Task to carry out |
Present every line of the records below as a numbered list, omitting any blank lines.

Records provided |
··········

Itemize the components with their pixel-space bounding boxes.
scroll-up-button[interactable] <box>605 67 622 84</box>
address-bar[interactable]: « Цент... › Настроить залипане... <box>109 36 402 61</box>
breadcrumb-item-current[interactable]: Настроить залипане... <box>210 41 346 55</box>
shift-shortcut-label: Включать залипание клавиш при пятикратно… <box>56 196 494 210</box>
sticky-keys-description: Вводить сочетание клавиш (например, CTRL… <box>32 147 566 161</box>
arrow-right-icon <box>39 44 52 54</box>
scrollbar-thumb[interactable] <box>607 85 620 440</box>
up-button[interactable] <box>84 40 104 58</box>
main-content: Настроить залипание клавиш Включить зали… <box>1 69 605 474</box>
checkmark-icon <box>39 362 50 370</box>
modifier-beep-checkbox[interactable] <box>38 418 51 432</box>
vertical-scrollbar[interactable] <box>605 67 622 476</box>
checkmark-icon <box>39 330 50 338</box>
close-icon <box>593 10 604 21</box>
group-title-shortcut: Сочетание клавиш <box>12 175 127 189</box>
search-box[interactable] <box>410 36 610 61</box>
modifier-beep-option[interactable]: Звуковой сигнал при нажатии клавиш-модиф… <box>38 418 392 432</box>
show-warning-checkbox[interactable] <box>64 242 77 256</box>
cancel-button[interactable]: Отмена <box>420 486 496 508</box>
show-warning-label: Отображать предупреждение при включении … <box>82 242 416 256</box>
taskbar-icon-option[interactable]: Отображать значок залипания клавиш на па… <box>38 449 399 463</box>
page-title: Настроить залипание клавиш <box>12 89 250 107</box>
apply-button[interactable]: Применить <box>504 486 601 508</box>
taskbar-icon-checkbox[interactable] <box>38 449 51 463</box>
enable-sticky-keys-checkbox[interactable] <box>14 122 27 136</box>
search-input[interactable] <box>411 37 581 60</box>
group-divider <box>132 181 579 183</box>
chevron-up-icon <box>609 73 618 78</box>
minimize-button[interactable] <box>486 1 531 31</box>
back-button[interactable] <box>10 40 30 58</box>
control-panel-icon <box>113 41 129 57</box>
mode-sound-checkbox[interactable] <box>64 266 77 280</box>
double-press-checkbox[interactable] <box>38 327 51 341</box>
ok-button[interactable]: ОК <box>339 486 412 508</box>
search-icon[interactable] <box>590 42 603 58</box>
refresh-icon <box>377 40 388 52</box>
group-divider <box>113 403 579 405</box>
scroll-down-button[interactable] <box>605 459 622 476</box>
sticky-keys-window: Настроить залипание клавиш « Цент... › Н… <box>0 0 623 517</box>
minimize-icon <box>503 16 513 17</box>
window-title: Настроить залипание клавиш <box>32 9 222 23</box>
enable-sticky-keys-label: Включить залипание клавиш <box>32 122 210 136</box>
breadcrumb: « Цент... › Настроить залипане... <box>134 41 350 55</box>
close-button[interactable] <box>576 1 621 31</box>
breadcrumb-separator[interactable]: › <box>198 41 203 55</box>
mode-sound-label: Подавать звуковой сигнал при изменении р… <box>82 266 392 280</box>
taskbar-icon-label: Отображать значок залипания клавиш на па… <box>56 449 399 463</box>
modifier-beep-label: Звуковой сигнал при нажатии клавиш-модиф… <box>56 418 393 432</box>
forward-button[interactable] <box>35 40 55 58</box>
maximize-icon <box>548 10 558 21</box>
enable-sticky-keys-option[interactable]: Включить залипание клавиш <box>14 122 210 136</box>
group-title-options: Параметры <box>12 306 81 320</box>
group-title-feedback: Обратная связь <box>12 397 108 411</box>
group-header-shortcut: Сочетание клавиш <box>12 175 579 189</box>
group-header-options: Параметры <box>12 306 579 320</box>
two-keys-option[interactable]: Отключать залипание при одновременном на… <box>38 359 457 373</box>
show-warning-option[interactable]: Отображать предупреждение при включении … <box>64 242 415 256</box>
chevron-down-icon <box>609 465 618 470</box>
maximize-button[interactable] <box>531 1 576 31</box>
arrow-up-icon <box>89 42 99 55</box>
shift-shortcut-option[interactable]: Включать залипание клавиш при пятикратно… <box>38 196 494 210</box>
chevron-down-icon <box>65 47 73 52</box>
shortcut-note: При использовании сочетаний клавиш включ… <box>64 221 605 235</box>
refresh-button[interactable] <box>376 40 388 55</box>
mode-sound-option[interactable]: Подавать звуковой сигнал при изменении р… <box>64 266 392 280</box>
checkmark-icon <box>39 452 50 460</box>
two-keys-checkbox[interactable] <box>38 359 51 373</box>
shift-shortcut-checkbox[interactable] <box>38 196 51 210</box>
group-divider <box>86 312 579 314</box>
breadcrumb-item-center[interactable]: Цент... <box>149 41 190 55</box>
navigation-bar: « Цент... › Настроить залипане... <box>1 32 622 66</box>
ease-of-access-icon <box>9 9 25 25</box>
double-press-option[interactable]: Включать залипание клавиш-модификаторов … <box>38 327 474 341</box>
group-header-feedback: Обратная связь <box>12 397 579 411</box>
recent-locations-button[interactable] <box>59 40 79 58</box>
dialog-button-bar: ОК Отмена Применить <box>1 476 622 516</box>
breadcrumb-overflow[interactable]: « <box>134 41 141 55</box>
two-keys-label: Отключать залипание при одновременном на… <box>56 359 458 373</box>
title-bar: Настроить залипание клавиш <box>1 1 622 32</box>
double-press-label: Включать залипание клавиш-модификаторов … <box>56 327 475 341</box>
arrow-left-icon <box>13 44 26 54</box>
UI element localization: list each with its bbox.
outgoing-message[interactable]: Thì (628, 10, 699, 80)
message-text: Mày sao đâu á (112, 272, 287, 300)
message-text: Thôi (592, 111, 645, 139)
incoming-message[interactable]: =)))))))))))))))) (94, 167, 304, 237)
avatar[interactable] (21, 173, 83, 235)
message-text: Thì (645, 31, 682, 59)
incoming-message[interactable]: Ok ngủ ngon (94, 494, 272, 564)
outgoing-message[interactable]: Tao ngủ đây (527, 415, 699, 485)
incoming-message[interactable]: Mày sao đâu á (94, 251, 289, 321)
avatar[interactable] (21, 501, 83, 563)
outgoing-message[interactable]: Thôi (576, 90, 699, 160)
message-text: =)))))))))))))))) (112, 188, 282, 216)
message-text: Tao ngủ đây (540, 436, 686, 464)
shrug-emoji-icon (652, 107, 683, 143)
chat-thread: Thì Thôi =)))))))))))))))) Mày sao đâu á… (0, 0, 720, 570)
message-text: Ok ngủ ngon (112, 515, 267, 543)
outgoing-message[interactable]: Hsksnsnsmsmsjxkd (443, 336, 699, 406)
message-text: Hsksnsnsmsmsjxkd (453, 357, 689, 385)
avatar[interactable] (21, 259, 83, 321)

··········

Expected output |
1. Itemize the components with their pixel-space bounding boxes.
2. scroll-up-button[interactable] <box>605 67 622 84</box>
3. address-bar[interactable]: « Цент... › Настроить залипане... <box>109 36 402 61</box>
4. breadcrumb-item-current[interactable]: Настроить залипане... <box>210 41 346 55</box>
5. shift-shortcut-label: Включать залипание клавиш при пятикратно… <box>56 196 494 210</box>
6. sticky-keys-description: Вводить сочетание клавиш (например, CTRL… <box>32 147 566 161</box>
7. arrow-right-icon <box>39 44 52 54</box>
8. scrollbar-thumb[interactable] <box>607 85 620 440</box>
9. up-button[interactable] <box>84 40 104 58</box>
10. main-content: Настроить залипание клавиш Включить зали… <box>1 69 605 474</box>
11. checkmark-icon <box>39 362 50 370</box>
12. modifier-beep-checkbox[interactable] <box>38 418 51 432</box>
13. vertical-scrollbar[interactable] <box>605 67 622 476</box>
14. checkmark-icon <box>39 330 50 338</box>
15. close-icon <box>593 10 604 21</box>
16. group-title-shortcut: Сочетание клавиш <box>12 175 127 189</box>
17. search-box[interactable] <box>410 36 610 61</box>
18. modifier-beep-option[interactable]: Звуковой сигнал при нажатии клавиш-модиф… <box>38 418 392 432</box>
19. show-warning-checkbox[interactable] <box>64 242 77 256</box>
20. cancel-button[interactable]: Отмена <box>420 486 496 508</box>
21. show-warning-label: Отображать предупреждение при включении … <box>82 242 416 256</box>
22. taskbar-icon-option[interactable]: Отображать значок залипания клавиш на па… <box>38 449 399 463</box>
23. page-title: Настроить залипание клавиш <box>12 89 250 107</box>
24. apply-button[interactable]: Применить <box>504 486 601 508</box>
25. taskbar-icon-checkbox[interactable] <box>38 449 51 463</box>
26. enable-sticky-keys-checkbox[interactable] <box>14 122 27 136</box>
27. search-input[interactable] <box>411 37 581 60</box>
28. group-divider <box>132 181 579 183</box>
29. chevron-up-icon <box>609 73 618 78</box>
30. minimize-button[interactable] <box>486 1 531 31</box>
31. back-button[interactable] <box>10 40 30 58</box>
32. control-panel-icon <box>113 41 129 57</box>
33. mode-sound-checkbox[interactable] <box>64 266 77 280</box>
34. double-press-checkbox[interactable] <box>38 327 51 341</box>
35. ok-button[interactable]: ОК <box>339 486 412 508</box>
36. search-icon[interactable] <box>590 42 603 58</box>
37. refresh-icon <box>377 40 388 52</box>
38. group-divider <box>113 403 579 405</box>
39. scroll-down-button[interactable] <box>605 459 622 476</box>
40. sticky-keys-window: Настроить залипание клавиш « Цент... › Н… <box>0 0 623 517</box>
41. minimize-icon <box>503 16 513 17</box>
42. window-title: Настроить залипание клавиш <box>32 9 222 23</box>
43. enable-sticky-keys-label: Включить залипание клавиш <box>32 122 210 136</box>
44. breadcrumb: « Цент... › Настроить залипане... <box>134 41 350 55</box>
45. close-button[interactable] <box>576 1 621 31</box>
46. breadcrumb-separator[interactable]: › <box>198 41 203 55</box>
47. mode-sound-label: Подавать звуковой сигнал при изменении р… <box>82 266 392 280</box>
48. taskbar-icon-label: Отображать значок залипания клавиш на па… <box>56 449 399 463</box>
49. modifier-beep-label: Звуковой сигнал при нажатии клавиш-модиф… <box>56 418 393 432</box>
50. forward-button[interactable] <box>35 40 55 58</box>
51. maximize-icon <box>548 10 558 21</box>
52. enable-sticky-keys-option[interactable]: Включить залипание клавиш <box>14 122 210 136</box>
53. group-title-options: Параметры <box>12 306 81 320</box>
54. group-title-feedback: Обратная связь <box>12 397 108 411</box>
55. group-header-shortcut: Сочетание клавиш <box>12 175 579 189</box>
56. group-header-options: Параметры <box>12 306 579 320</box>
57. two-keys-option[interactable]: Отключать залипание при одновременном на… <box>38 359 457 373</box>
58. show-warning-option[interactable]: Отображать предупреждение при включении … <box>64 242 415 256</box>
59. chevron-down-icon <box>609 465 618 470</box>
60. maximize-button[interactable] <box>531 1 576 31</box>
61. arrow-up-icon <box>89 42 99 55</box>
62. shift-shortcut-option[interactable]: Включать залипание клавиш при пятикратно… <box>38 196 494 210</box>
63. chevron-down-icon <box>65 47 73 52</box>
64. shortcut-note: При использовании сочетаний клавиш включ… <box>64 221 605 235</box>
65. refresh-button[interactable] <box>376 40 388 55</box>
66. mode-sound-option[interactable]: Подавать звуковой сигнал при изменении р… <box>64 266 392 280</box>
67. checkmark-icon <box>39 452 50 460</box>
68. two-keys-checkbox[interactable] <box>38 359 51 373</box>
69. shift-shortcut-checkbox[interactable] <box>38 196 51 210</box>
70. group-divider <box>86 312 579 314</box>
71. breadcrumb-item-center[interactable]: Цент... <box>149 41 190 55</box>
72. navigation-bar: « Цент... › Настроить залипане... <box>1 32 622 66</box>
73. ease-of-access-icon <box>9 9 25 25</box>
74. double-press-option[interactable]: Включать залипание клавиш-модификаторов … <box>38 327 474 341</box>
75. group-header-feedback: Обратная связь <box>12 397 579 411</box>
76. recent-locations-button[interactable] <box>59 40 79 58</box>
77. dialog-button-bar: ОК Отмена Применить <box>1 476 622 516</box>
78. breadcrumb-overflow[interactable]: « <box>134 41 141 55</box>
79. two-keys-label: Отключать залипание при одновременном на… <box>56 359 458 373</box>
80. title-bar: Настроить залипание клавиш <box>1 1 622 32</box>
81. double-press-label: Включать залипание клавиш-модификаторов … <box>56 327 475 341</box>
82. arrow-left-icon <box>13 44 26 54</box>
83. UI element localization: list each with its bbox.
84. outgoing-message[interactable]: Thì (628, 10, 699, 80)
85. message-text: Mày sao đâu á (112, 272, 287, 300)
86. message-text: Thôi (592, 111, 645, 139)
87. incoming-message[interactable]: =)))))))))))))))) (94, 167, 304, 237)
88. avatar[interactable] (21, 173, 83, 235)
89. message-text: Thì (645, 31, 682, 59)
90. incoming-message[interactable]: Ok ngủ ngon (94, 494, 272, 564)
91. outgoing-message[interactable]: Tao ngủ đây (527, 415, 699, 485)
92. incoming-message[interactable]: Mày sao đâu á (94, 251, 289, 321)
93. avatar[interactable] (21, 501, 83, 563)
94. outgoing-message[interactable]: Thôi (576, 90, 699, 160)
95. message-text: =)))))))))))))))) (112, 188, 282, 216)
96. message-text: Tao ngủ đây (540, 436, 686, 464)
97. shrug-emoji-icon (652, 107, 683, 143)
98. chat-thread: Thì Thôi =)))))))))))))))) Mày sao đâu á… (0, 0, 720, 570)
99. message-text: Ok ngủ ngon (112, 515, 267, 543)
100. outgoing-message[interactable]: Hsksnsnsmsmsjxkd (443, 336, 699, 406)
101. message-text: Hsksnsnsmsmsjxkd (453, 357, 689, 385)
102. avatar[interactable] (21, 259, 83, 321)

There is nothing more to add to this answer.